To be done: Every line of the material is to be repeated exactly as it stands.

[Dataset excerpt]
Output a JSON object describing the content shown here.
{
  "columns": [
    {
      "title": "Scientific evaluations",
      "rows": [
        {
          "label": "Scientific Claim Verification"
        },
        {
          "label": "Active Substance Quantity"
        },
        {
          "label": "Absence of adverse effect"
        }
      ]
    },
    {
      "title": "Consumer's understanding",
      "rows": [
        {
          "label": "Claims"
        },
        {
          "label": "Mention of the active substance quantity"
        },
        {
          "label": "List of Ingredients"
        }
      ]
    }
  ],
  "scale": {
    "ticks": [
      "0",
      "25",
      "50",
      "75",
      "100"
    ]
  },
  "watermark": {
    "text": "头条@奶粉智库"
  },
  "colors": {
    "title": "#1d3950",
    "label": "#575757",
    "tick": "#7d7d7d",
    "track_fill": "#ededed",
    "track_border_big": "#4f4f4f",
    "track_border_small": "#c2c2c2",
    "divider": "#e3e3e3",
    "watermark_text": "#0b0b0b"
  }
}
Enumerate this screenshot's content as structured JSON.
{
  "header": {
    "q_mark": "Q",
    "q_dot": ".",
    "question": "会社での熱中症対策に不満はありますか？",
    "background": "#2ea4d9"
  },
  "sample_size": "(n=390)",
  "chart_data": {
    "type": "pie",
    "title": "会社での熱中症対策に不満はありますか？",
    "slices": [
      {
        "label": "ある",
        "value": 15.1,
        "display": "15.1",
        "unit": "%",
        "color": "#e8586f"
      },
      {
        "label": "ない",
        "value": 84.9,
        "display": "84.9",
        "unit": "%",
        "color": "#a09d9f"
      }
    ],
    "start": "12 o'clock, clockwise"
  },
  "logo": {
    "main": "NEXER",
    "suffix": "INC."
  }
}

Right answer:
Output a JSON object describing the content shown here.
{
  "columns": [
    {
      "title": "Scientific evaluations",
      "rows": [
        {
          "label": "Scientific Claim Verification"
        },
        {
          "label": "Active Substance Quantity"
        },
        {
          "label": "Absence of adverse effect"
        }
      ]
    },
    {
      "title": "Consumer's understanding",
      "rows": [
        {
          "label": "Claims"
        },
        {
          "label": "Mention of the active substance quantity"
        },
        {
          "label": "List of Ingredients"
        }
      ]
    }
  ],
  "scale": {
    "ticks": [
      "0",
      "25",
      "50",
      "75",
      "100"
    ]
  },
  "watermark": {
    "text": "头条@奶粉智库"
  },
  "colors": {
    "title": "#1d3950",
    "label": "#575757",
    "tick": "#7d7d7d",
    "track_fill": "#ededed",
    "track_border_big": "#4f4f4f",
    "track_border_small": "#c2c2c2",
    "divider": "#e3e3e3",
    "watermark_text": "#0b0b0b"
  }
}
Enumerate this screenshot's content as structured JSON.
{
  "header": {
    "q_mark": "Q",
    "q_dot": ".",
    "question": "会社での熱中症対策に不満はありますか？",
    "background": "#2ea4d9"
  },
  "sample_size": "(n=390)",
  "chart_data": {
    "type": "pie",
    "title": "会社での熱中症対策に不満はありますか？",
    "slices": [
      {
        "label": "ある",
        "value": 15.1,
        "display": "15.1",
        "unit": "%",
        "color": "#e8586f"
      },
      {
        "label": "ない",
        "value": 84.9,
        "display": "84.9",
        "unit": "%",
        "color": "#a09d9f"
      }
    ],
    "start": "12 o'clock, clockwise"
  },
  "logo": {
    "main": "NEXER",
    "suffix": "INC."
  }
}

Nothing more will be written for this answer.